_LISTED RECORDS_
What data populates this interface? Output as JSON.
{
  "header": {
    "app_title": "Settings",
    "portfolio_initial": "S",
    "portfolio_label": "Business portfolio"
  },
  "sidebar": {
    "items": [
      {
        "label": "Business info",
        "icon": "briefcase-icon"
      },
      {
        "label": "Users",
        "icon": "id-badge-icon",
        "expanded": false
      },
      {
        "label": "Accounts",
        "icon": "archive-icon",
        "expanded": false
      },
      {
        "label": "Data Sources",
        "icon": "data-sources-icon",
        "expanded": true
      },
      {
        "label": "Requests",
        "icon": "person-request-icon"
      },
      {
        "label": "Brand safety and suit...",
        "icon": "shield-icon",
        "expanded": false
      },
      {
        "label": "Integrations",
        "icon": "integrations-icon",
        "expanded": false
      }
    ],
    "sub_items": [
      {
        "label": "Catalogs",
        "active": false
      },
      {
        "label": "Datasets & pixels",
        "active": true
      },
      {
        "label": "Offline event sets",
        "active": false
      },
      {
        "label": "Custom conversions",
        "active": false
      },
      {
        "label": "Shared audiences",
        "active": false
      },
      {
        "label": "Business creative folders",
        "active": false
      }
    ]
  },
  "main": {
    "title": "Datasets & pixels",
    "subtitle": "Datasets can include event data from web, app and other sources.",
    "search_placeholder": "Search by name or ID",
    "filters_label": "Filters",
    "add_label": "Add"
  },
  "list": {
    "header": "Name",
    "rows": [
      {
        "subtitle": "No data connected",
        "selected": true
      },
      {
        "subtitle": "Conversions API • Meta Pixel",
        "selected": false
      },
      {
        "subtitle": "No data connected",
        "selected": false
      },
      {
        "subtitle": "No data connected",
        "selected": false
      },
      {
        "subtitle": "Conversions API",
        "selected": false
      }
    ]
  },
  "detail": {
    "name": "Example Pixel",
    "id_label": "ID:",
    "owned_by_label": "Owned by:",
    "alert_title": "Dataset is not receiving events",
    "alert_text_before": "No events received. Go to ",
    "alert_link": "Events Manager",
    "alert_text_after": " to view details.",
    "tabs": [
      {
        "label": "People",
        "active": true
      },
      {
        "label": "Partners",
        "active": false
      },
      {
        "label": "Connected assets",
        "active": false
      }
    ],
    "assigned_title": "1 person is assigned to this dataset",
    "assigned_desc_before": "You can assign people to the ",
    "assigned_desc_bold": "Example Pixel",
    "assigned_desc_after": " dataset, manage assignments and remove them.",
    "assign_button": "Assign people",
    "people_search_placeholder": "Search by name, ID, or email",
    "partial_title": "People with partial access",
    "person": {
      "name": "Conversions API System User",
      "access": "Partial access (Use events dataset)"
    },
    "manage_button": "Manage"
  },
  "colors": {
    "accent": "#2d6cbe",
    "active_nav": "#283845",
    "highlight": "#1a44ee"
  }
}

_WORK TO DO_
Your task is to repeat the data exactly; please include every line.

_COMPLETE RESPONSE_
What data populates this interface? Output as JSON.
{
  "header": {
    "app_title": "Settings",
    "portfolio_initial": "S",
    "portfolio_label": "Business portfolio"
  },
  "sidebar": {
    "items": [
      {
        "label": "Business info",
        "icon": "briefcase-icon"
      },
      {
        "label": "Users",
        "icon": "id-badge-icon",
        "expanded": false
      },
      {
        "label": "Accounts",
        "icon": "archive-icon",
        "expanded": false
      },
      {
        "label": "Data Sources",
        "icon": "data-sources-icon",
        "expanded": true
      },
      {
        "label": "Requests",
        "icon": "person-request-icon"
      },
      {
        "label": "Brand safety and suit...",
        "icon": "shield-icon",
        "expanded": false
      },
      {
        "label": "Integrations",
        "icon": "integrations-icon",
        "expanded": false
      }
    ],
    "sub_items": [
      {
        "label": "Catalogs",
        "active": false
      },
      {
        "label": "Datasets & pixels",
        "active": true
      },
      {
        "label": "Offline event sets",
        "active": false
      },
      {
        "label": "Custom conversions",
        "active": false
      },
      {
        "label": "Shared audiences",
        "active": false
      },
      {
        "label": "Business creative folders",
        "active": false
      }
    ]
  },
  "main": {
    "title": "Datasets & pixels",
    "subtitle": "Datasets can include event data from web, app and other sources.",
    "search_placeholder": "Search by name or ID",
    "filters_label": "Filters",
    "add_label": "Add"
  },
  "list": {
    "header": "Name",
    "rows": [
      {
        "subtitle": "No data connected",
        "selected": true
      },
      {
        "subtitle": "Conversions API • Meta Pixel",
        "selected": false
      },
      {
        "subtitle": "No data connected",
        "selected": false
      },
      {
        "subtitle": "No data connected",
        "selected": false
      },
      {
        "subtitle": "Conversions API",
        "selected": false
      }
    ]
  },
  "detail": {
    "name": "Example Pixel",
    "id_label": "ID:",
    "owned_by_label": "Owned by:",
    "alert_title": "Dataset is not receiving events",
    "alert_text_before": "No events received. Go to ",
    "alert_link": "Events Manager",
    "alert_text_after": " to view details.",
    "tabs": [
      {
        "label": "People",
        "active": true
      },
      {
        "label": "Partners",
        "active": false
      },
      {
        "label": "Connected assets",
        "active": false
      }
    ],
    "assigned_title": "1 person is assigned to this dataset",
    "assigned_desc_before": "You can assign people to the ",
    "assigned_desc_bold": "Example Pixel",
    "assigned_desc_after": " dataset, manage assignments and remove them.",
    "assign_button": "Assign people",
    "people_search_placeholder": "Search by name, ID, or email",
    "partial_title": "People with partial access",
    "person": {
      "name": "Conversions API System User",
      "access": "Partial access (Use events dataset)"
    },
    "manage_button": "Manage"
  },
  "colors": {
    "accent": "#2d6cbe",
    "active_nav": "#283845",
    "highlight": "#1a44ee"
  }
}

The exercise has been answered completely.